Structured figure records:
-- Start --

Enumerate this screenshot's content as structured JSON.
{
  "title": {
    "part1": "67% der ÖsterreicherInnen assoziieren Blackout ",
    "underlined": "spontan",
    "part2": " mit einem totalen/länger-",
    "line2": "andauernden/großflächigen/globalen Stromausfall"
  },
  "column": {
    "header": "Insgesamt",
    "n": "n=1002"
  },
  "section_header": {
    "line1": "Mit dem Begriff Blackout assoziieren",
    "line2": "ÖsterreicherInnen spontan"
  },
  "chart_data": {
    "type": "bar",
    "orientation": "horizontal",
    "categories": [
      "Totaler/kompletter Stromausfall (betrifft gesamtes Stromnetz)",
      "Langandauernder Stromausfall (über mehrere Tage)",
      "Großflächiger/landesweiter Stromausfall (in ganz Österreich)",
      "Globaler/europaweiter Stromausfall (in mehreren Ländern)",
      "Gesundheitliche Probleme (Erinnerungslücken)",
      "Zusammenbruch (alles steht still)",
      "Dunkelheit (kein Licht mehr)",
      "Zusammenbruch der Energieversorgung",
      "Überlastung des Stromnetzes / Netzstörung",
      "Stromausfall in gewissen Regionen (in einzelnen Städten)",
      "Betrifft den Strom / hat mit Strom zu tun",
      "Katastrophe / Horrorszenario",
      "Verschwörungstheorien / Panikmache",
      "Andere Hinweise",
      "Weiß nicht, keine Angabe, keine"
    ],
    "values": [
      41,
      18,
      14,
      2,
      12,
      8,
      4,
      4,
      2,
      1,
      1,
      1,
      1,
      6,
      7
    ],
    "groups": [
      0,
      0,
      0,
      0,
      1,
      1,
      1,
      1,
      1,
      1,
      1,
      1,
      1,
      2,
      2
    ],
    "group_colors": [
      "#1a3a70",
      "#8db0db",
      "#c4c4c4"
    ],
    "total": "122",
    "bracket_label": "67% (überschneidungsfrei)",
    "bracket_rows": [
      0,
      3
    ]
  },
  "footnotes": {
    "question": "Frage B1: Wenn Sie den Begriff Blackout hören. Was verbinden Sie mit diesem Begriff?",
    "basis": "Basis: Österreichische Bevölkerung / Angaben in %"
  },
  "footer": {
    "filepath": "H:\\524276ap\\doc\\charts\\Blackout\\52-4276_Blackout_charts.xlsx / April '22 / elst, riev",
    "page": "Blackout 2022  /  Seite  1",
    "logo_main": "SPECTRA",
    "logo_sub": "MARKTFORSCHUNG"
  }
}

-- End --

### [SET PROBLEM]
Some lines of the records may hold the word "Begriff". How many do? Answer with a number and nothing else.

### [ANSWER]
2